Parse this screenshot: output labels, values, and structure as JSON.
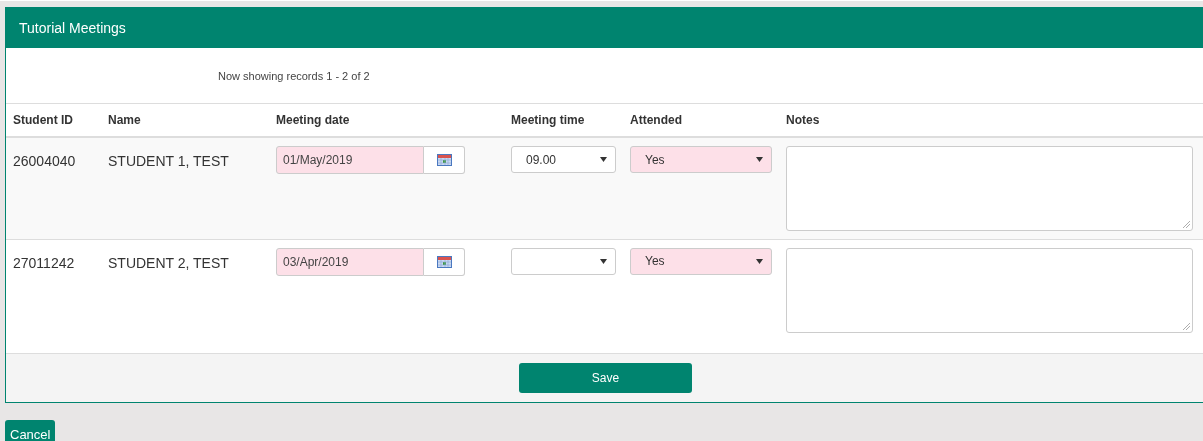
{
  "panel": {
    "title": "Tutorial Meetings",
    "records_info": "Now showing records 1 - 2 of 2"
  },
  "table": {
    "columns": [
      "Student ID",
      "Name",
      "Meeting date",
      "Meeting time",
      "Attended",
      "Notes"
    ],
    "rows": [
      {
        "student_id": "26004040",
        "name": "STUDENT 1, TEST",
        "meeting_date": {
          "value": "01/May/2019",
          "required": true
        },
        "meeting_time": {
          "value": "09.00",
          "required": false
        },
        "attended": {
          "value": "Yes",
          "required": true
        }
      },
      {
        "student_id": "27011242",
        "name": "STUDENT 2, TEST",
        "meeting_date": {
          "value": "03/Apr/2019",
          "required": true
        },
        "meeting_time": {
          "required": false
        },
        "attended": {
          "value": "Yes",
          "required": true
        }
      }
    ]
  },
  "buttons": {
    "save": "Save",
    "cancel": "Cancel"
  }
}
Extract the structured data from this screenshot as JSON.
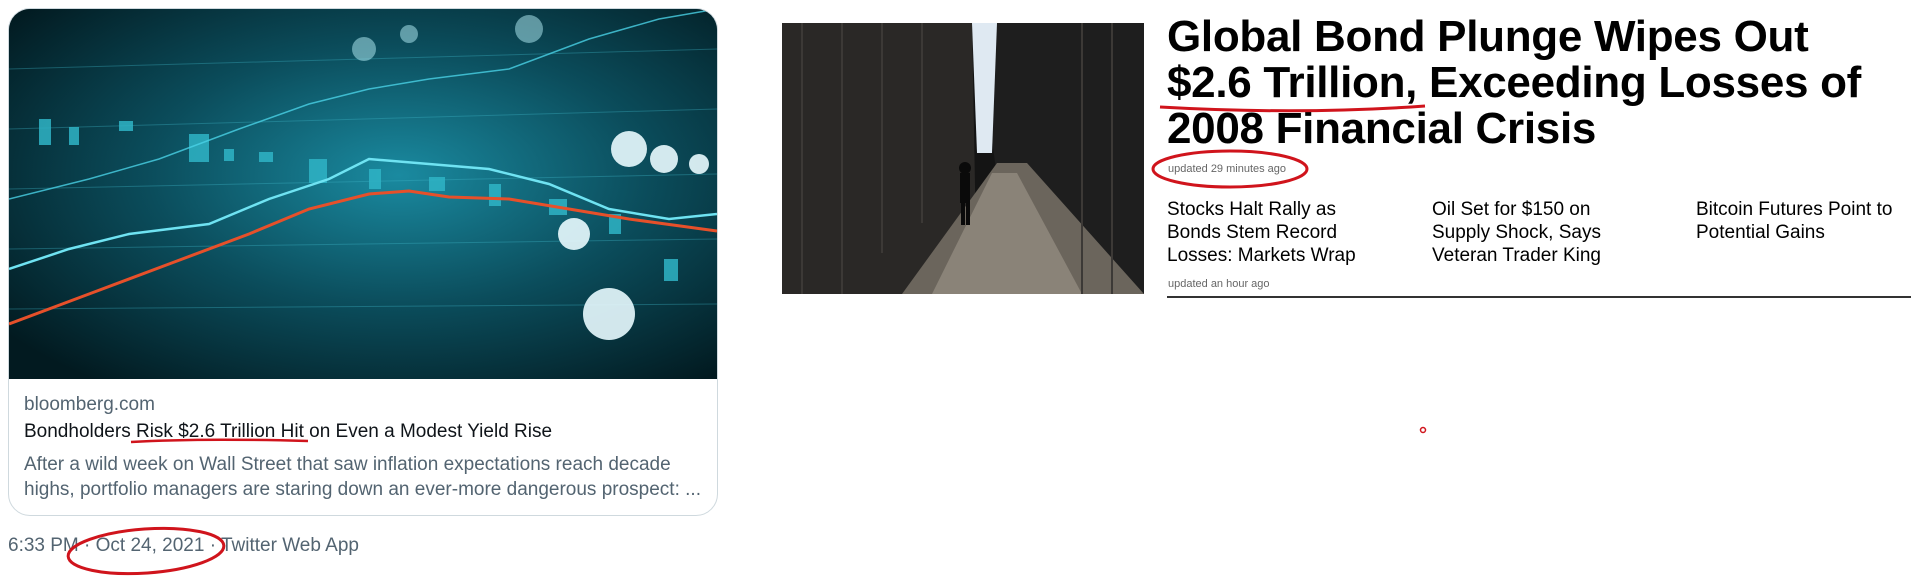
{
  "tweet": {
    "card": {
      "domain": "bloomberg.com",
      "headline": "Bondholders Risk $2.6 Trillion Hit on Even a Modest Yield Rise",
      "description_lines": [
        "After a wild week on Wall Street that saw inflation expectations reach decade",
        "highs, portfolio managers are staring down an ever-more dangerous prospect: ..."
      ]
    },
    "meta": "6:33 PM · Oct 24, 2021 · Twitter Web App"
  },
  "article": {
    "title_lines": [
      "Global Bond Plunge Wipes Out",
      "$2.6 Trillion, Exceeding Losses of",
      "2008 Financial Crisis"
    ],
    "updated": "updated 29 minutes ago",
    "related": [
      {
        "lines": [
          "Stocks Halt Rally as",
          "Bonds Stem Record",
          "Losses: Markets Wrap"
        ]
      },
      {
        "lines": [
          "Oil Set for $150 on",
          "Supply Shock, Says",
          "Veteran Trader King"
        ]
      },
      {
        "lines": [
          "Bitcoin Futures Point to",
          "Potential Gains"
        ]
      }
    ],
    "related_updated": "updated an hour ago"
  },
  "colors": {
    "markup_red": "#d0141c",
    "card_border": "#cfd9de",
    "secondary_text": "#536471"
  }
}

___

Instruction — Will you restate every entry word for word and omit the images?

Full output —
Parse this screenshot: output labels, values, and structure as JSON.
{
  "panel": {
    "title": "Tutorial Meetings",
    "records_info": "Now showing records 1 - 2 of 2"
  },
  "table": {
    "columns": [
      "Student ID",
      "Name",
      "Meeting date",
      "Meeting time",
      "Attended",
      "Notes"
    ],
    "rows": [
      {
        "student_id": "26004040",
        "name": "STUDENT 1, TEST",
        "meeting_date": {
          "value": "01/May/2019",
          "required": true
        },
        "meeting_time": {
          "value": "09.00",
          "required": false
        },
        "attended": {
          "value": "Yes",
          "required": true
        }
      },
      {
        "student_id": "27011242",
        "name": "STUDENT 2, TEST",
        "meeting_date": {
          "value": "03/Apr/2019",
          "required": true
        },
        "meeting_time": {
          "required": false
        },
        "attended": {
          "value": "Yes",
          "required": true
        }
      }
    ]
  },
  "buttons": {
    "save": "Save",
    "cancel": "Cancel"
  }
}
Extract the structured data from this screenshot as JSON.
{
  "tweet": {
    "card": {
      "domain": "bloomberg.com",
      "headline": "Bondholders Risk $2.6 Trillion Hit on Even a Modest Yield Rise",
      "description_lines": [
        "After a wild week on Wall Street that saw inflation expectations reach decade",
        "highs, portfolio managers are staring down an ever-more dangerous prospect: ..."
      ]
    },
    "meta": "6:33 PM · Oct 24, 2021 · Twitter Web App"
  },
  "article": {
    "title_lines": [
      "Global Bond Plunge Wipes Out",
      "$2.6 Trillion, Exceeding Losses of",
      "2008 Financial Crisis"
    ],
    "updated": "updated 29 minutes ago",
    "related": [
      {
        "lines": [
          "Stocks Halt Rally as",
          "Bonds Stem Record",
          "Losses: Markets Wrap"
        ]
      },
      {
        "lines": [
          "Oil Set for $150 on",
          "Supply Shock, Says",
          "Veteran Trader King"
        ]
      },
      {
        "lines": [
          "Bitcoin Futures Point to",
          "Potential Gains"
        ]
      }
    ],
    "related_updated": "updated an hour ago"
  },
  "colors": {
    "markup_red": "#d0141c",
    "card_border": "#cfd9de",
    "secondary_text": "#536471"
  }
}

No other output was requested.